SET TASK
In the records below, find each line containing the word "color" and copy it.

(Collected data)

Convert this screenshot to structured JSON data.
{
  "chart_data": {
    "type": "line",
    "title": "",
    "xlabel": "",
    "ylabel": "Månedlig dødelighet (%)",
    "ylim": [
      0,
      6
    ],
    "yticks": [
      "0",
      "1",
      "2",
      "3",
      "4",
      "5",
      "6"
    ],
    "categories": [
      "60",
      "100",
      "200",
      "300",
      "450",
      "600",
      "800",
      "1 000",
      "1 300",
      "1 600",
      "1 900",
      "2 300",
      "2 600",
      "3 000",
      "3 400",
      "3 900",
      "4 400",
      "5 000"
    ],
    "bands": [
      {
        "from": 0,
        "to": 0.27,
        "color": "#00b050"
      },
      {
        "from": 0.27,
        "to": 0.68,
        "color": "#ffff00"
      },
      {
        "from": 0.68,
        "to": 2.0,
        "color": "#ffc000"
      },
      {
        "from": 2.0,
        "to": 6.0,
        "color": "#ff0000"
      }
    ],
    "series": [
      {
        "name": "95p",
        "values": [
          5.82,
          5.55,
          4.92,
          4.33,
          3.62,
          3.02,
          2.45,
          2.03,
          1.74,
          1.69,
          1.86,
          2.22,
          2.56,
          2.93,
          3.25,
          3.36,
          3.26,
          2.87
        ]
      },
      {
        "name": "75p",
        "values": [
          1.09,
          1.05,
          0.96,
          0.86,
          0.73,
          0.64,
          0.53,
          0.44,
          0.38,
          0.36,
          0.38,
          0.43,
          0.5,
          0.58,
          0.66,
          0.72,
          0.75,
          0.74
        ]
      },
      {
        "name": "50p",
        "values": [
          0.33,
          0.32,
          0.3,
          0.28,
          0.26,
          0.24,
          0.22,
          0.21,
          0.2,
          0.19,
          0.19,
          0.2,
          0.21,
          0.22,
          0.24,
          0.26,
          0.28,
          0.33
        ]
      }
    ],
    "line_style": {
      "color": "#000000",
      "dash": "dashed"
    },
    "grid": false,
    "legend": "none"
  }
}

EXERCISE OUTPUT
        "color": "#00b050"
        "color": "#ffff00"
        "color": "#ffc000"
        "color": "#ff0000"
      "color": "#000000",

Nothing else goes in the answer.